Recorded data
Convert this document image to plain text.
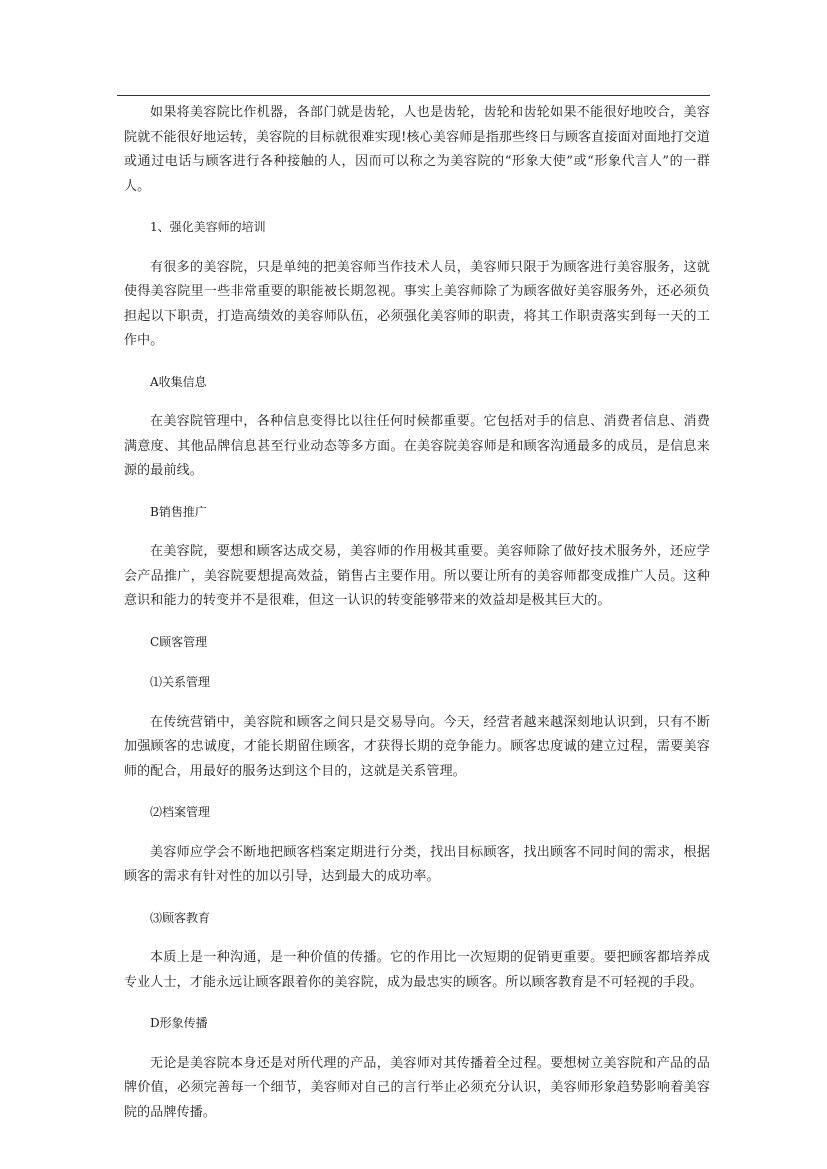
如果将美容院比作机器，各部门就是齿轮，人也是齿轮，齿轮和齿轮如果不能很好地咬合，美容院就不能很好地运转，美容院的目标就很难实现!核心美容师是指那些终日与顾客直接面对面地打交道或通过电话与顾客进行各种接触的人，因而可以称之为美容院的“形象大使”或“形象代言人”的一群人。

1、强化美容师的培训

有很多的美容院，只是单纯的把美容师当作技术人员，美容师只限于为顾客进行美容服务，这就使得美容院里一些非常重要的职能被长期忽视。事实上美容师除了为顾客做好美容服务外，还必须负担起以下职责，打造高绩效的美容师队伍，必须强化美容师的职责，将其工作职责落实到每一天的工作中。

A收集信息

在美容院管理中，各种信息变得比以往任何时候都重要。它包括对手的信息、消费者信息、消费满意度、其他品牌信息甚至行业动态等多方面。在美容院美容师是和顾客沟通最多的成员，是信息来源的最前线。

B销售推广

在美容院，要想和顾客达成交易，美容师的作用极其重要。美容师除了做好技术服务外，还应学会产品推广，美容院要想提高效益，销售占主要作用。所以要让所有的美容师都变成推广人员。这种意识和能力的转变并不是很难，但这一认识的转变能够带来的效益却是极其巨大的。

C顾客管理

⑴关系管理

在传统营销中，美容院和顾客之间只是交易导向。今天，经营者越来越深刻地认识到，只有不断加强顾客的忠诚度，才能长期留住顾客，才获得长期的竞争能力。顾客忠度诚的建立过程，需要美容师的配合，用最好的服务达到这个目的，这就是关系管理。

⑵档案管理

美容师应学会不断地把顾客档案定期进行分类，找出目标顾客，找出顾客不同时间的需求，根据顾客的需求有针对性的加以引导，达到最大的成功率。

⑶顾客教育

本质上是一种沟通，是一种价值的传播。它的作用比一次短期的促销更重要。要把顾客都培养成专业人士，才能永远让顾客跟着你的美容院，成为最忠实的顾客。所以顾客教育是不可轻视的手段。

D形象传播

无论是美容院本身还是对所代理的产品，美容师对其传播着全过程。要想树立美容院和产品的品牌价值，必须完善每一个细节，美容师对自己的言行举止必须充分认识，美容师形象趋势影响着美容院的品牌传播。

What to produce:
Every line of the material is to be quoted exactly, with no pictures carried over.

Exercise result:
Convert this document image to plain text.
如果将美容院比作机器，各部门就是齿轮，人也是齿轮，齿轮和齿轮如果不能很好地咬合，美容院就不能很好地运转，美容院的目标就很难实现!核心美容师是指那些终日与顾客直接面对面地打交道或通过电话与顾客进行各种接触的人，因而可以称之为美容院的“形象大使”或“形象代言人”的一群人。

1、强化美容师的培训

有很多的美容院，只是单纯的把美容师当作技术人员，美容师只限于为顾客进行美容服务，这就使得美容院里一些非常重要的职能被长期忽视。事实上美容师除了为顾客做好美容服务外，还必须负担起以下职责，打造高绩效的美容师队伍，必须强化美容师的职责，将其工作职责落实到每一天的工作中。

A收集信息

在美容院管理中，各种信息变得比以往任何时候都重要。它包括对手的信息、消费者信息、消费满意度、其他品牌信息甚至行业动态等多方面。在美容院美容师是和顾客沟通最多的成员，是信息来源的最前线。

B销售推广

在美容院，要想和顾客达成交易，美容师的作用极其重要。美容师除了做好技术服务外，还应学会产品推广，美容院要想提高效益，销售占主要作用。所以要让所有的美容师都变成推广人员。这种意识和能力的转变并不是很难，但这一认识的转变能够带来的效益却是极其巨大的。

C顾客管理

⑴关系管理

在传统营销中，美容院和顾客之间只是交易导向。今天，经营者越来越深刻地认识到，只有不断加强顾客的忠诚度，才能长期留住顾客，才获得长期的竞争能力。顾客忠度诚的建立过程，需要美容师的配合，用最好的服务达到这个目的，这就是关系管理。

⑵档案管理

美容师应学会不断地把顾客档案定期进行分类，找出目标顾客，找出顾客不同时间的需求，根据顾客的需求有针对性的加以引导，达到最大的成功率。

⑶顾客教育

本质上是一种沟通，是一种价值的传播。它的作用比一次短期的促销更重要。要把顾客都培养成专业人士，才能永远让顾客跟着你的美容院，成为最忠实的顾客。所以顾客教育是不可轻视的手段。

D形象传播

无论是美容院本身还是对所代理的产品，美容师对其传播着全过程。要想树立美容院和产品的品牌价值，必须完善每一个细节，美容师对自己的言行举止必须充分认识，美容师形象趋势影响着美容院的品牌传播。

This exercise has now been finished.